**Brief:** Format the rows from the first one through the line containing "status-bar: 04:10 Thu", both included, as a Markdown table with the columns Number and Row Text, omitting any blank lines.

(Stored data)
================
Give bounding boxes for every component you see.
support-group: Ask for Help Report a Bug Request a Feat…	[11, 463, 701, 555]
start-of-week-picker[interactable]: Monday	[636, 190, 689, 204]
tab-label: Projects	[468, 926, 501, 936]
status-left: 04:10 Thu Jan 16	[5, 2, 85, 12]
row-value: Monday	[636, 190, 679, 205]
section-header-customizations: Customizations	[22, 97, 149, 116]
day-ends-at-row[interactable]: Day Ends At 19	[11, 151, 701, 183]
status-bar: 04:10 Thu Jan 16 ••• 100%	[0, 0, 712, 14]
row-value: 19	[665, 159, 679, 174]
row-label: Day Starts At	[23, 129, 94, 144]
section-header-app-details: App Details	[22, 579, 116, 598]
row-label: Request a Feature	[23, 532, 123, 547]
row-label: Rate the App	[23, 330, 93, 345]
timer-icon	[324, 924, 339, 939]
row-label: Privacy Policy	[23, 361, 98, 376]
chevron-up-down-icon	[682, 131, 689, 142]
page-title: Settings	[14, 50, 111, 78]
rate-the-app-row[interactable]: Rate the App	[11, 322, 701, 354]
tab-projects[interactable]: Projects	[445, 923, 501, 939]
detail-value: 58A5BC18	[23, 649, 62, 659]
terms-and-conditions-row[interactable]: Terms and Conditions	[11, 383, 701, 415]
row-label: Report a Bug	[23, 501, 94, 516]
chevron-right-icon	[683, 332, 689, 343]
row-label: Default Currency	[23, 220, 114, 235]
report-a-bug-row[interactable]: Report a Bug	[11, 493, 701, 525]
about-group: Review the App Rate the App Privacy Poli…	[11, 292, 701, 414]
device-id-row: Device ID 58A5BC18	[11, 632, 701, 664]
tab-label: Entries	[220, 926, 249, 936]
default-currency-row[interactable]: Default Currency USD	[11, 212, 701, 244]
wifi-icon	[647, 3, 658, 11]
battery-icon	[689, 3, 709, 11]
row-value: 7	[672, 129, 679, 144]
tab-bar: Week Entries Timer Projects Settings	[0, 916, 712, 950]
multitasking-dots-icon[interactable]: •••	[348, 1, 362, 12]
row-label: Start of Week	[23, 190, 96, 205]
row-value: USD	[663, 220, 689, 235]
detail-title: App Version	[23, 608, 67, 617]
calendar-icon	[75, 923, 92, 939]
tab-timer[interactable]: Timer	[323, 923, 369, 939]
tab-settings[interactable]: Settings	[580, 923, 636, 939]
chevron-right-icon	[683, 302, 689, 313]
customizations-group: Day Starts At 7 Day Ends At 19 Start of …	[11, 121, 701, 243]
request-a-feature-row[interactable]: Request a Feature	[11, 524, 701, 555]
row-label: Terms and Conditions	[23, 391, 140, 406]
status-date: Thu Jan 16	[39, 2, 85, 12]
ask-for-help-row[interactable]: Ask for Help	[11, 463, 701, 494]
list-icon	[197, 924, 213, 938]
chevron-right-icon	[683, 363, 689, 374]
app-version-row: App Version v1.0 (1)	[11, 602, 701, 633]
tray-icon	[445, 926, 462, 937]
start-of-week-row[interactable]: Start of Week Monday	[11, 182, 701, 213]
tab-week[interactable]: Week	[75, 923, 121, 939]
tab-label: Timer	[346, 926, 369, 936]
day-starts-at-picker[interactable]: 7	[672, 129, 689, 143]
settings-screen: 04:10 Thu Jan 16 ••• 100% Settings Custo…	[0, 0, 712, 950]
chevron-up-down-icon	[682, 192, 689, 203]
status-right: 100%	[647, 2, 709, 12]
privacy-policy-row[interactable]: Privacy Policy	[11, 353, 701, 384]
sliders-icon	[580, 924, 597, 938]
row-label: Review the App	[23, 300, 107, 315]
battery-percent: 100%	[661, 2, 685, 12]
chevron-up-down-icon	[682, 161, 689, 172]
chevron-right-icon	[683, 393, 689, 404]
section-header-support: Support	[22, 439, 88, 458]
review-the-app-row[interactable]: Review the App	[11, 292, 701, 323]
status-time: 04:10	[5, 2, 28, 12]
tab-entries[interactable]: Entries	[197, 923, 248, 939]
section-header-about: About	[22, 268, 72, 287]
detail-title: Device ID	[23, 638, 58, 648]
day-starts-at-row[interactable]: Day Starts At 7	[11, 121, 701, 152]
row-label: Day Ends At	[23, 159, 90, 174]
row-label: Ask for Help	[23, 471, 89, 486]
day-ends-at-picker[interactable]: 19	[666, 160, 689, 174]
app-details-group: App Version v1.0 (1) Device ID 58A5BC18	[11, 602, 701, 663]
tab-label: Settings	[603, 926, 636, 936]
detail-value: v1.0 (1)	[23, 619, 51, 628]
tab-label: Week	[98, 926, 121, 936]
================
**Written response:**
| Number | Row Text |
|---|---|
| 1 | Give bounding boxes for every component you see. |
| 2 | support-group: Ask for Help Report a Bug Request a Feat…	[11, 463, 701, 555] |
| 3 | start-of-week-picker[interactable]: Monday	[636, 190, 689, 204] |
| 4 | tab-label: Projects	[468, 926, 501, 936] |
| 5 | status-left: 04:10 Thu Jan 16	[5, 2, 85, 12] |
| 6 | row-value: Monday	[636, 190, 679, 205] |
| 7 | section-header-customizations: Customizations	[22, 97, 149, 116] |
| 8 | day-ends-at-row[interactable]: Day Ends At 19	[11, 151, 701, 183] |
| 9 | status-bar: 04:10 Thu Jan 16 ••• 100%	[0, 0, 712, 14] |